* What is needed *
Your task is to copy every line of the entries that contains "ylabel".

# # # #

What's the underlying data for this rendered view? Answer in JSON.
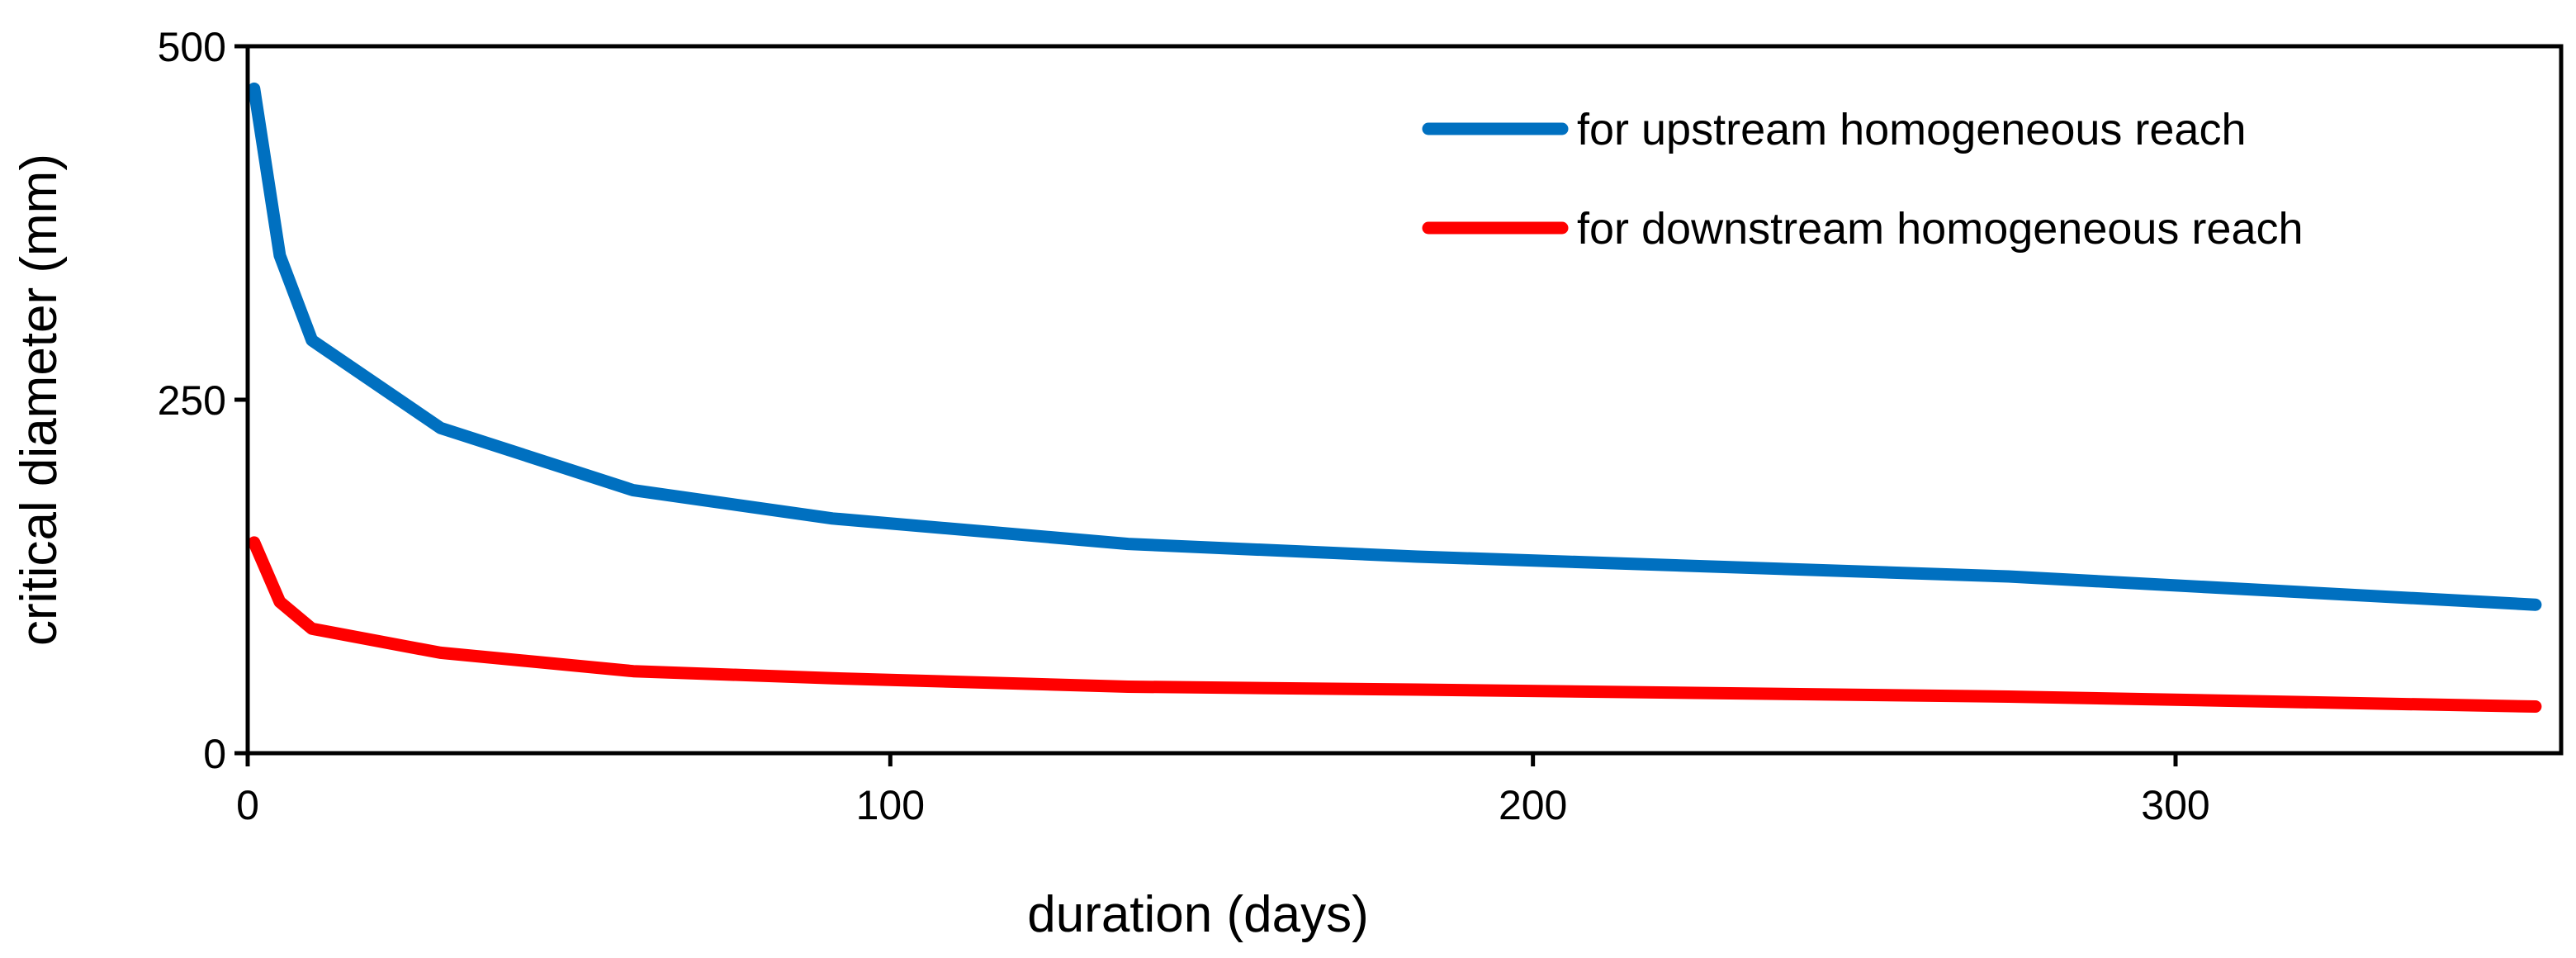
{
  "chart_data": {
    "type": "line",
    "title": "",
    "xlabel": "duration (days)",
    "ylabel": "critical diameter (mm)",
    "xlim": [
      0,
      360
    ],
    "ylim": [
      0,
      500
    ],
    "xticks": [
      0,
      100,
      200,
      300
    ],
    "yticks": [
      0,
      250,
      500
    ],
    "xtick_labels": [
      "0",
      "100",
      "200",
      "300"
    ],
    "ytick_labels": [
      "0",
      "250",
      "500"
    ],
    "grid": false,
    "legend_position": "top-right",
    "series": [
      {
        "name": "for upstream homogeneous reach",
        "color": "#0070C0",
        "x": [
          1,
          5,
          10,
          30,
          60,
          91,
          137,
          182,
          274,
          356
        ],
        "y": [
          470,
          352,
          292,
          230,
          186,
          166,
          148,
          139,
          125,
          105
        ]
      },
      {
        "name": "for downstream homogeneous reach",
        "color": "#FF0000",
        "x": [
          1,
          5,
          10,
          30,
          60,
          91,
          137,
          182,
          274,
          356
        ],
        "y": [
          149,
          107,
          88,
          71,
          58,
          53,
          47,
          45,
          40,
          33
        ]
      }
    ]
  }
}
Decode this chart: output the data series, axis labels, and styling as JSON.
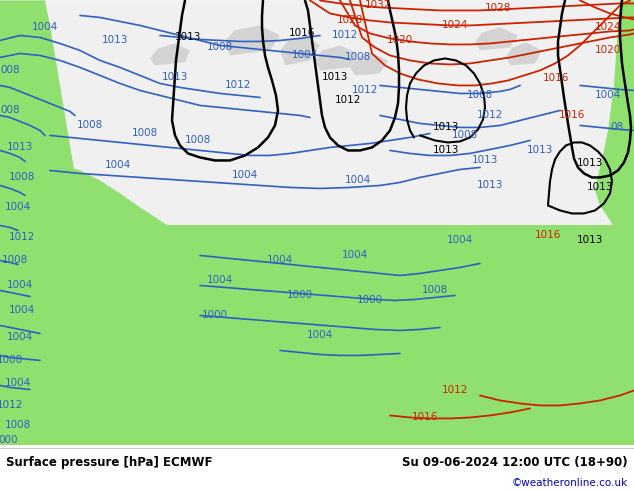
{
  "title_left": "Surface pressure [hPa] ECMWF",
  "title_right": "Su 09-06-2024 12:00 UTC (18+90)",
  "credit": "©weatheronline.co.uk",
  "land_green": "#90e070",
  "sea_white": "#f0f0f0",
  "coast_gray": "#aaaaaa",
  "figsize": [
    6.34,
    4.9
  ],
  "dpi": 100,
  "bottom_bar_color": "#ffffff",
  "blue": "#3060c0",
  "red": "#cc2200",
  "black": "#000000",
  "label_blue": "#3060c0",
  "label_red": "#cc2200",
  "label_black": "#000000"
}
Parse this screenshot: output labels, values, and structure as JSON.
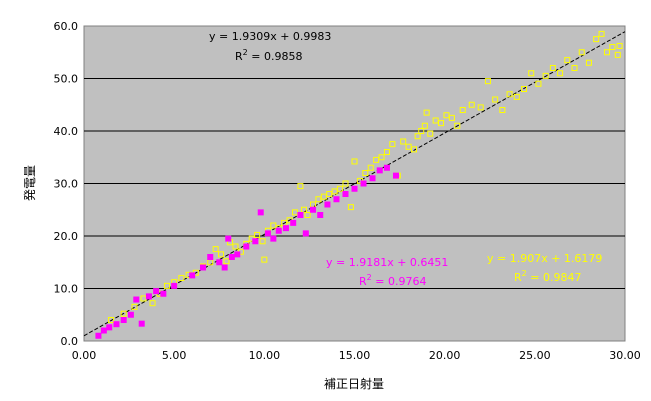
{
  "chart_data": {
    "type": "scatter",
    "title": "",
    "xlabel": "補正日射量",
    "ylabel": "発電量",
    "xlim": [
      0,
      30
    ],
    "ylim": [
      0,
      60
    ],
    "x_ticks": [
      "0.00",
      "5.00",
      "10.00",
      "15.00",
      "20.00",
      "25.00",
      "30.00"
    ],
    "y_ticks": [
      "0.0",
      "10.0",
      "20.0",
      "30.0",
      "40.0",
      "50.0",
      "60.0"
    ],
    "grid": "horizontal",
    "plot_background": "#c0c0c0",
    "annotations": [
      {
        "line1": "y = 1.9309x + 0.9983",
        "line2_prefix": "R",
        "line2_sup": "2",
        "line2_suffix": " = 0.9858",
        "color": "#000000"
      },
      {
        "line1": "y = 1.9181x + 0.6451",
        "line2_prefix": "R",
        "line2_sup": "2",
        "line2_suffix": " = 0.9764",
        "color": "#ff00ff"
      },
      {
        "line1": "y = 1.907x + 1.6179",
        "line2_prefix": "R",
        "line2_sup": "2",
        "line2_suffix": " = 0.9847",
        "color": "#ffff00"
      }
    ],
    "trendline": {
      "slope": 1.9309,
      "intercept": 0.9983,
      "x_range": [
        0,
        30
      ],
      "color": "#000000",
      "style": "dashed"
    },
    "series": [
      {
        "marker": "open-square",
        "color": "#ffff00",
        "points": [
          [
            1.5,
            4.0
          ],
          [
            2.2,
            5.2
          ],
          [
            2.8,
            6.5
          ],
          [
            3.3,
            8.1
          ],
          [
            3.8,
            7.2
          ],
          [
            4.2,
            9.0
          ],
          [
            4.6,
            10.5
          ],
          [
            5.0,
            11.2
          ],
          [
            5.4,
            12.0
          ],
          [
            5.8,
            12.6
          ],
          [
            6.2,
            13.0
          ],
          [
            6.6,
            14.2
          ],
          [
            7.0,
            15.0
          ],
          [
            7.3,
            17.5
          ],
          [
            7.6,
            16.5
          ],
          [
            7.9,
            15.2
          ],
          [
            8.1,
            18.8
          ],
          [
            8.4,
            18.0
          ],
          [
            8.7,
            17.0
          ],
          [
            9.0,
            18.5
          ],
          [
            9.3,
            19.5
          ],
          [
            9.6,
            20.2
          ],
          [
            9.9,
            19.0
          ],
          [
            10.0,
            15.5
          ],
          [
            10.2,
            21.0
          ],
          [
            10.5,
            22.0
          ],
          [
            10.8,
            21.5
          ],
          [
            11.1,
            22.5
          ],
          [
            11.4,
            23.0
          ],
          [
            11.7,
            24.5
          ],
          [
            12.0,
            29.5
          ],
          [
            12.2,
            25.0
          ],
          [
            12.4,
            24.0
          ],
          [
            12.7,
            26.0
          ],
          [
            13.0,
            27.0
          ],
          [
            13.3,
            27.5
          ],
          [
            13.6,
            28.0
          ],
          [
            13.9,
            28.5
          ],
          [
            14.2,
            29.0
          ],
          [
            14.5,
            30.0
          ],
          [
            14.8,
            25.5
          ],
          [
            15.0,
            34.2
          ],
          [
            15.3,
            30.5
          ],
          [
            15.6,
            32.0
          ],
          [
            15.9,
            33.0
          ],
          [
            16.2,
            34.5
          ],
          [
            16.5,
            35.0
          ],
          [
            16.8,
            36.0
          ],
          [
            17.1,
            37.5
          ],
          [
            17.4,
            31.5
          ],
          [
            17.7,
            38.0
          ],
          [
            18.0,
            37.0
          ],
          [
            18.3,
            36.5
          ],
          [
            18.5,
            39.0
          ],
          [
            18.7,
            40.0
          ],
          [
            18.9,
            41.0
          ],
          [
            19.0,
            43.5
          ],
          [
            19.2,
            39.5
          ],
          [
            19.5,
            42.0
          ],
          [
            19.8,
            41.5
          ],
          [
            20.1,
            43.0
          ],
          [
            20.4,
            42.5
          ],
          [
            20.7,
            41.0
          ],
          [
            21.0,
            44.0
          ],
          [
            21.5,
            45.0
          ],
          [
            22.0,
            44.5
          ],
          [
            22.4,
            49.5
          ],
          [
            22.8,
            46.0
          ],
          [
            23.2,
            44.0
          ],
          [
            23.6,
            47.0
          ],
          [
            24.0,
            46.5
          ],
          [
            24.4,
            48.0
          ],
          [
            24.8,
            51.0
          ],
          [
            25.2,
            49.0
          ],
          [
            25.6,
            50.5
          ],
          [
            26.0,
            52.0
          ],
          [
            26.4,
            51.0
          ],
          [
            26.8,
            53.5
          ],
          [
            27.2,
            52.0
          ],
          [
            27.6,
            55.0
          ],
          [
            28.0,
            53.0
          ],
          [
            28.4,
            57.5
          ],
          [
            28.7,
            58.5
          ],
          [
            29.0,
            55.0
          ],
          [
            29.3,
            56.0
          ],
          [
            29.6,
            54.5
          ],
          [
            29.7,
            56.2
          ]
        ]
      },
      {
        "marker": "filled-square",
        "color": "#ff00ff",
        "points": [
          [
            0.8,
            1.0
          ],
          [
            1.1,
            2.0
          ],
          [
            1.4,
            2.6
          ],
          [
            1.8,
            3.2
          ],
          [
            2.2,
            4.0
          ],
          [
            2.6,
            5.0
          ],
          [
            2.9,
            7.9
          ],
          [
            3.2,
            3.3
          ],
          [
            3.6,
            8.5
          ],
          [
            4.0,
            9.5
          ],
          [
            4.4,
            9.0
          ],
          [
            5.0,
            10.5
          ],
          [
            6.0,
            12.5
          ],
          [
            6.6,
            14.0
          ],
          [
            7.0,
            16.0
          ],
          [
            7.5,
            15.0
          ],
          [
            7.8,
            14.0
          ],
          [
            8.0,
            19.5
          ],
          [
            8.2,
            16.0
          ],
          [
            8.5,
            16.5
          ],
          [
            9.0,
            18.0
          ],
          [
            9.5,
            19.0
          ],
          [
            9.8,
            24.5
          ],
          [
            10.2,
            20.5
          ],
          [
            10.5,
            19.5
          ],
          [
            10.8,
            21.0
          ],
          [
            11.2,
            21.5
          ],
          [
            11.6,
            22.5
          ],
          [
            12.0,
            24.0
          ],
          [
            12.3,
            20.5
          ],
          [
            12.7,
            25.0
          ],
          [
            13.1,
            24.0
          ],
          [
            13.5,
            26.0
          ],
          [
            14.0,
            27.0
          ],
          [
            14.5,
            28.0
          ],
          [
            15.0,
            29.0
          ],
          [
            15.5,
            30.0
          ],
          [
            16.0,
            31.0
          ],
          [
            16.4,
            32.5
          ],
          [
            16.8,
            33.0
          ],
          [
            17.3,
            31.5
          ]
        ]
      }
    ]
  }
}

# # # #

* Finished exercise *
    "ylabel": "critical diameter (mm)",
    "ylabel": "発電量",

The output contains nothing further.